▸ EXERCISE TASK
Images are not part of the copy; transcribe all the data exactly.

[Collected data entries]
=-=-=-=-=

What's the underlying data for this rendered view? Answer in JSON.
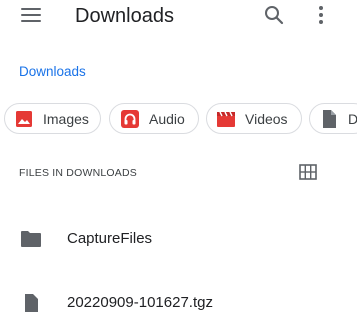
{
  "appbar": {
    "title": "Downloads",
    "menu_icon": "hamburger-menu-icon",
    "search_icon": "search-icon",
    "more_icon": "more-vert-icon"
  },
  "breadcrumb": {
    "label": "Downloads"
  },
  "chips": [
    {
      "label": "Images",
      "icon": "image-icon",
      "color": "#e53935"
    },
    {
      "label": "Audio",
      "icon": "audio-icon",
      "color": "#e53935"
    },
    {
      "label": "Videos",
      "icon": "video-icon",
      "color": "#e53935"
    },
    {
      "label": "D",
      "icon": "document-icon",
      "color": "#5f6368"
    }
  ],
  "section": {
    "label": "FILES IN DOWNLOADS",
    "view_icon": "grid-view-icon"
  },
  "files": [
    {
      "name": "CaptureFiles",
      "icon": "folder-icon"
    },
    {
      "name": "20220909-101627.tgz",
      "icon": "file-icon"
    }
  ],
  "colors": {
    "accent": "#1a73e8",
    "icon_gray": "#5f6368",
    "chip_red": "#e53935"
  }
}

=-=-=-=-=

▸ FULL SOLUTION
What's the underlying data for this rendered view? Answer in JSON.
{
  "appbar": {
    "title": "Downloads",
    "menu_icon": "hamburger-menu-icon",
    "search_icon": "search-icon",
    "more_icon": "more-vert-icon"
  },
  "breadcrumb": {
    "label": "Downloads"
  },
  "chips": [
    {
      "label": "Images",
      "icon": "image-icon",
      "color": "#e53935"
    },
    {
      "label": "Audio",
      "icon": "audio-icon",
      "color": "#e53935"
    },
    {
      "label": "Videos",
      "icon": "video-icon",
      "color": "#e53935"
    },
    {
      "label": "D",
      "icon": "document-icon",
      "color": "#5f6368"
    }
  ],
  "section": {
    "label": "FILES IN DOWNLOADS",
    "view_icon": "grid-view-icon"
  },
  "files": [
    {
      "name": "CaptureFiles",
      "icon": "folder-icon"
    },
    {
      "name": "20220909-101627.tgz",
      "icon": "file-icon"
    }
  ],
  "colors": {
    "accent": "#1a73e8",
    "icon_gray": "#5f6368",
    "chip_red": "#e53935"
  }
}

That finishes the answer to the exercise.